_Given exercise_:
Filter the data below for the string "screenshot" and copy each matching line.

begin

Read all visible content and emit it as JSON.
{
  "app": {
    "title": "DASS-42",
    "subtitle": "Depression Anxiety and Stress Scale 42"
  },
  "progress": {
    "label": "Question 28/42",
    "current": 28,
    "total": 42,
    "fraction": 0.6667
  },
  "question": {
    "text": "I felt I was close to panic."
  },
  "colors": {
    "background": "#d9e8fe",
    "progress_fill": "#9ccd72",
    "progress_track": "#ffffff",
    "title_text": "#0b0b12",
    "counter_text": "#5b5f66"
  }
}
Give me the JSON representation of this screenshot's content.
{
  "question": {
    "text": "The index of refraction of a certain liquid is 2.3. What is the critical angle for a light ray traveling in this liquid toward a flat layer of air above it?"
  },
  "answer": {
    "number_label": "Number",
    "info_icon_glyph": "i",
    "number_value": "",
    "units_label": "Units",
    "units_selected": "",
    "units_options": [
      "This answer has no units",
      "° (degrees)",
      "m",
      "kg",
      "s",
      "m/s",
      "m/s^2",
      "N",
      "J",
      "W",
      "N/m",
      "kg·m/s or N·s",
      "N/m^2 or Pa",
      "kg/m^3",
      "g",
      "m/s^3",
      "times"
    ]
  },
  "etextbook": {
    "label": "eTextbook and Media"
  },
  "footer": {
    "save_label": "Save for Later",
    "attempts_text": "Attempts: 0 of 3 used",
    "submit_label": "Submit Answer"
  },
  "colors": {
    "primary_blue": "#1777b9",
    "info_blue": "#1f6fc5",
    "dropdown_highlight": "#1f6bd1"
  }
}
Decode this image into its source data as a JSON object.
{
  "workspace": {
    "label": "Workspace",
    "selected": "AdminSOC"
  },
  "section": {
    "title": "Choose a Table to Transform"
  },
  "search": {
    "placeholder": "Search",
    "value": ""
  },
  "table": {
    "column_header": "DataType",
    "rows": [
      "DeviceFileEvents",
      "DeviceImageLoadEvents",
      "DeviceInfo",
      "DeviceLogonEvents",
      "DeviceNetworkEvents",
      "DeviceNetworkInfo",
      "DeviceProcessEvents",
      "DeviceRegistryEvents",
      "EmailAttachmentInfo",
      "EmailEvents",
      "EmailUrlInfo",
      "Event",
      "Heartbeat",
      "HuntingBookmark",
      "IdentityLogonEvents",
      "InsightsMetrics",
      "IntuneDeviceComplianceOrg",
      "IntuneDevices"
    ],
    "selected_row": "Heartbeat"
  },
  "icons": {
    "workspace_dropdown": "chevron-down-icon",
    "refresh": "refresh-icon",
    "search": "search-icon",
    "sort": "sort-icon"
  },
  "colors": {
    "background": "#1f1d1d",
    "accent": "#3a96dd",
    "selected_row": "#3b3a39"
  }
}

end
begin

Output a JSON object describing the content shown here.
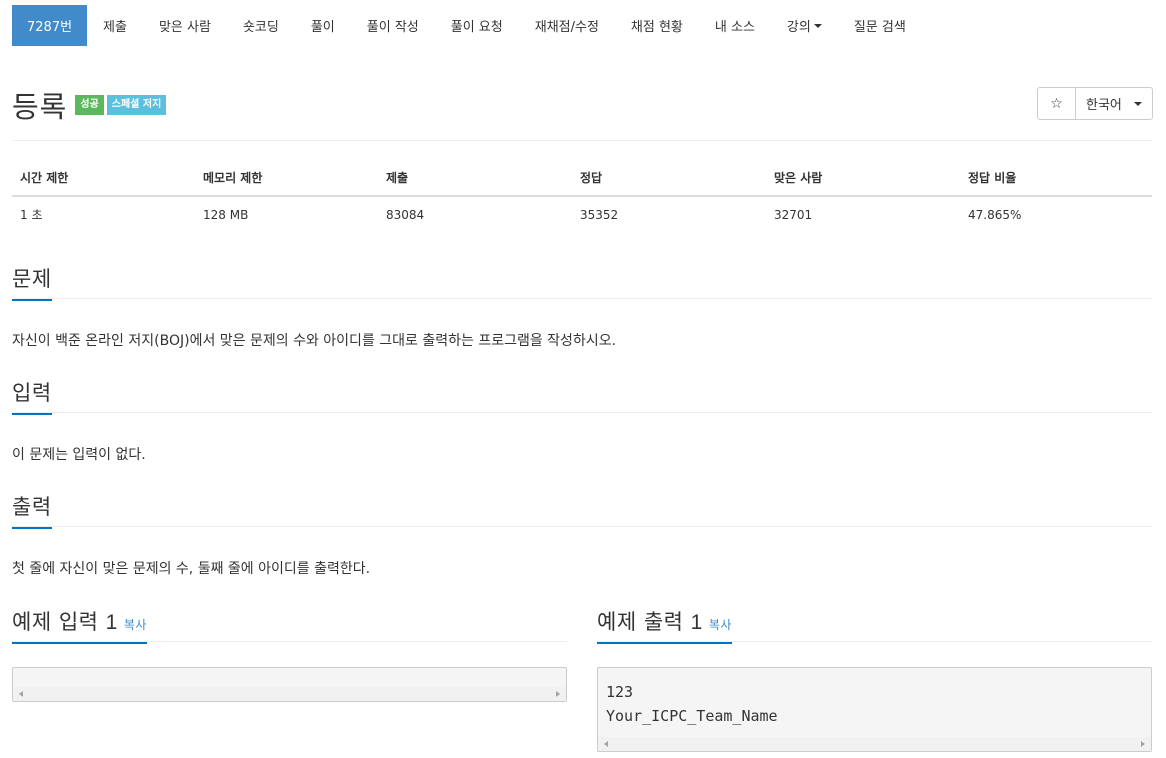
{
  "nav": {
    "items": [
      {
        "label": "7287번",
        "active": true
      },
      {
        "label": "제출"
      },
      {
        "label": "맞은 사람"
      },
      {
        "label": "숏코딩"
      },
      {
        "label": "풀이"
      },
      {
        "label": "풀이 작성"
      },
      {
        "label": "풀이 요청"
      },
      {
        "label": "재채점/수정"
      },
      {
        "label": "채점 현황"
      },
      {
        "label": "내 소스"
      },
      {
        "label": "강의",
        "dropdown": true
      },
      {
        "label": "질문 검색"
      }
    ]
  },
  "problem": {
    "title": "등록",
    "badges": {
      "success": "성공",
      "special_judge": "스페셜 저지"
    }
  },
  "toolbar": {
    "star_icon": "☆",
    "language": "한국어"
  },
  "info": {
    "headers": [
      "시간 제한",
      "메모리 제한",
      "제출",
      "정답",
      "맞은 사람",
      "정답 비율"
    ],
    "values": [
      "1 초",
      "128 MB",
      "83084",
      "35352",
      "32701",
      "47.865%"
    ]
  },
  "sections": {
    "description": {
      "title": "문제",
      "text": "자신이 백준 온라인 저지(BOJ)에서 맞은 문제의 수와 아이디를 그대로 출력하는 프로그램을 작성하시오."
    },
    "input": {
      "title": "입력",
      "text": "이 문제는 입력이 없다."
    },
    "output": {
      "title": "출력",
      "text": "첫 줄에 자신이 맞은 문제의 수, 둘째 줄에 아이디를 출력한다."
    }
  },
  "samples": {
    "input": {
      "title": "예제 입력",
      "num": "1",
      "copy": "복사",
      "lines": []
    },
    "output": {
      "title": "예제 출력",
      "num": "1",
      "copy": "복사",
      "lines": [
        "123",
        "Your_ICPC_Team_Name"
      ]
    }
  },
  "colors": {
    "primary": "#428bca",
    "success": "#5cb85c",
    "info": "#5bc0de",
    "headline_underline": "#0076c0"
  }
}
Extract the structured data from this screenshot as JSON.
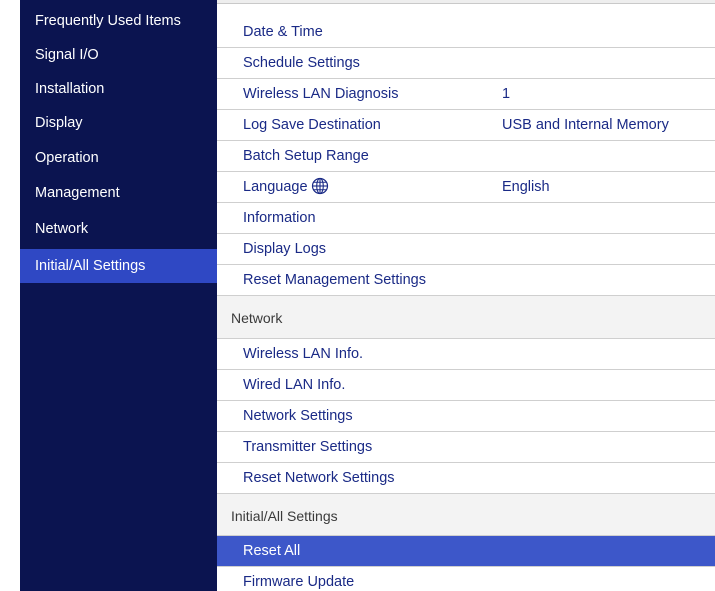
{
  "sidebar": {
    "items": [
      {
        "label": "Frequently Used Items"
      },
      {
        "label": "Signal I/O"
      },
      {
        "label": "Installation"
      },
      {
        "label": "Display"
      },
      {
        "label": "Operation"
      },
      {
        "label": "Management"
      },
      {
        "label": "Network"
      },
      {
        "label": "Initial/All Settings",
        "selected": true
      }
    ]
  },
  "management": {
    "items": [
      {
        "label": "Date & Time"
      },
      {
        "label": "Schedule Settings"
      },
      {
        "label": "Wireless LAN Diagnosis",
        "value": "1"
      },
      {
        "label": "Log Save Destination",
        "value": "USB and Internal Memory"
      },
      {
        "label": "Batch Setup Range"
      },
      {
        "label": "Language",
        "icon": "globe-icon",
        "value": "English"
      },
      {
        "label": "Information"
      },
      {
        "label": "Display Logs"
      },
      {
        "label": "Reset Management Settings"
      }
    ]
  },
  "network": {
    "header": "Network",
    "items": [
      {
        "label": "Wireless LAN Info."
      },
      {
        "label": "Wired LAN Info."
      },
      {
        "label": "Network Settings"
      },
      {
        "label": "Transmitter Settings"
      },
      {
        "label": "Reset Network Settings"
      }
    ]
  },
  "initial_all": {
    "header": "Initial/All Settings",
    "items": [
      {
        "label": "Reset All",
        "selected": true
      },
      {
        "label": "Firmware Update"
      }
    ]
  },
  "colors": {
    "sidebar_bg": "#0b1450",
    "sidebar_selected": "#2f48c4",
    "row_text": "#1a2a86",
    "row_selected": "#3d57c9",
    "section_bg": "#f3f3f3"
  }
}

end

_Written reply_:
Give me the JSON representation of this screenshot's content.
Extract the structured data from this screenshot as JSON.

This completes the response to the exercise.